# Data lines start

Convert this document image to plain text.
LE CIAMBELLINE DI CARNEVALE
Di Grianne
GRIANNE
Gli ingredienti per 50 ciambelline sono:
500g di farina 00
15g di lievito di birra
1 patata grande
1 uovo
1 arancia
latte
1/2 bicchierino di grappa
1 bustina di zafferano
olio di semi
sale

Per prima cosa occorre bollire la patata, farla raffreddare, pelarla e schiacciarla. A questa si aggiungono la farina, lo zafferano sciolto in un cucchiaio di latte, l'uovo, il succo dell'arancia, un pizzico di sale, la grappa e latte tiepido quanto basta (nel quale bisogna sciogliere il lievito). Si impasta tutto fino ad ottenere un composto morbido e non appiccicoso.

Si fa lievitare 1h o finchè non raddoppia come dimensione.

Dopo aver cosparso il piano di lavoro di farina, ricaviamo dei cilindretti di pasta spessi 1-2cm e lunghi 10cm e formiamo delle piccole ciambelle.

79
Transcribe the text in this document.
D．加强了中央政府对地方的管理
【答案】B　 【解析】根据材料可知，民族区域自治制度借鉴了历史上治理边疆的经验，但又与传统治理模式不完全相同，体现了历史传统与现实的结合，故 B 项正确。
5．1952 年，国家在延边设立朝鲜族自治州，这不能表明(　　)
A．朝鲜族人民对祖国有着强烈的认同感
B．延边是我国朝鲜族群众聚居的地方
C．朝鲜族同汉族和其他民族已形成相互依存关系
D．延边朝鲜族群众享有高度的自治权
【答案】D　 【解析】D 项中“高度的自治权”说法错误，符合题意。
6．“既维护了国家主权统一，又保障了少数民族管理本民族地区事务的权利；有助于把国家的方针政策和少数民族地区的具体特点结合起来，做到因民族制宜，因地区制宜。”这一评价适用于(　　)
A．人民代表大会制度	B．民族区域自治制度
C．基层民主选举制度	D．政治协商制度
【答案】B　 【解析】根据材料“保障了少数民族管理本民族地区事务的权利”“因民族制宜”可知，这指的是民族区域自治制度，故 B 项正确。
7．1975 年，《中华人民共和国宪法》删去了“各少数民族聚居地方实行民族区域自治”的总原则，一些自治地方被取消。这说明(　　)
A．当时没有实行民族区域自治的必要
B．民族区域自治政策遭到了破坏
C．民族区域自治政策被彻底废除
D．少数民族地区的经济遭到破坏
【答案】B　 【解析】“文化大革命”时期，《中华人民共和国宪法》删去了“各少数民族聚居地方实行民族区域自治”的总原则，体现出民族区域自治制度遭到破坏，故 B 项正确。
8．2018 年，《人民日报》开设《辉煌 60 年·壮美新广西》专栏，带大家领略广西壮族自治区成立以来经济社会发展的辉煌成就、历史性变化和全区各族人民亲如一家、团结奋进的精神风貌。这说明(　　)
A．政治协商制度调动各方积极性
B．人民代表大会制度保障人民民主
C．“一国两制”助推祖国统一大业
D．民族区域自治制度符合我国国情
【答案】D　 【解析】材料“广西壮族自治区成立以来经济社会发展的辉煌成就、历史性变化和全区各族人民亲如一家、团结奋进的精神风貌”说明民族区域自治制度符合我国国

# Data lines end

Problem
Write out the data again, exactly and in full.

In response
Convert this document image to plain text.
LE CIAMBELLINE DI CARNEVALE
Di Grianne
GRIANNE
Gli ingredienti per 50 ciambelline sono:
500g di farina 00
15g di lievito di birra
1 patata grande
1 uovo
1 arancia
latte
1/2 bicchierino di grappa
1 bustina di zafferano
olio di semi
sale

Per prima cosa occorre bollire la patata, farla raffreddare, pelarla e schiacciarla. A questa si aggiungono la farina, lo zafferano sciolto in un cucchiaio di latte, l'uovo, il succo dell'arancia, un pizzico di sale, la grappa e latte tiepido quanto basta (nel quale bisogna sciogliere il lievito). Si impasta tutto fino ad ottenere un composto morbido e non appiccicoso.

Si fa lievitare 1h o finchè non raddoppia come dimensione.

Dopo aver cosparso il piano di lavoro di farina, ricaviamo dei cilindretti di pasta spessi 1-2cm e lunghi 10cm e formiamo delle piccole ciambelle.

79
Transcribe the text in this document.
D．加强了中央政府对地方的管理
【答案】B　 【解析】根据材料可知，民族区域自治制度借鉴了历史上治理边疆的经验，但又与传统治理模式不完全相同，体现了历史传统与现实的结合，故 B 项正确。
5．1952 年，国家在延边设立朝鲜族自治州，这不能表明(　　)
A．朝鲜族人民对祖国有着强烈的认同感
B．延边是我国朝鲜族群众聚居的地方
C．朝鲜族同汉族和其他民族已形成相互依存关系
D．延边朝鲜族群众享有高度的自治权
【答案】D　 【解析】D 项中“高度的自治权”说法错误，符合题意。
6．“既维护了国家主权统一，又保障了少数民族管理本民族地区事务的权利；有助于把国家的方针政策和少数民族地区的具体特点结合起来，做到因民族制宜，因地区制宜。”这一评价适用于(　　)
A．人民代表大会制度	B．民族区域自治制度
C．基层民主选举制度	D．政治协商制度
【答案】B　 【解析】根据材料“保障了少数民族管理本民族地区事务的权利”“因民族制宜”可知，这指的是民族区域自治制度，故 B 项正确。
7．1975 年，《中华人民共和国宪法》删去了“各少数民族聚居地方实行民族区域自治”的总原则，一些自治地方被取消。这说明(　　)
A．当时没有实行民族区域自治的必要
B．民族区域自治政策遭到了破坏
C．民族区域自治政策被彻底废除
D．少数民族地区的经济遭到破坏
【答案】B　 【解析】“文化大革命”时期，《中华人民共和国宪法》删去了“各少数民族聚居地方实行民族区域自治”的总原则，体现出民族区域自治制度遭到破坏，故 B 项正确。
8．2018 年，《人民日报》开设《辉煌 60 年·壮美新广西》专栏，带大家领略广西壮族自治区成立以来经济社会发展的辉煌成就、历史性变化和全区各族人民亲如一家、团结奋进的精神风貌。这说明(　　)
A．政治协商制度调动各方积极性
B．人民代表大会制度保障人民民主
C．“一国两制”助推祖国统一大业
D．民族区域自治制度符合我国国情
【答案】D　 【解析】材料“广西壮族自治区成立以来经济社会发展的辉煌成就、历史性变化和全区各族人民亲如一家、团结奋进的精神风貌”说明民族区域自治制度符合我国国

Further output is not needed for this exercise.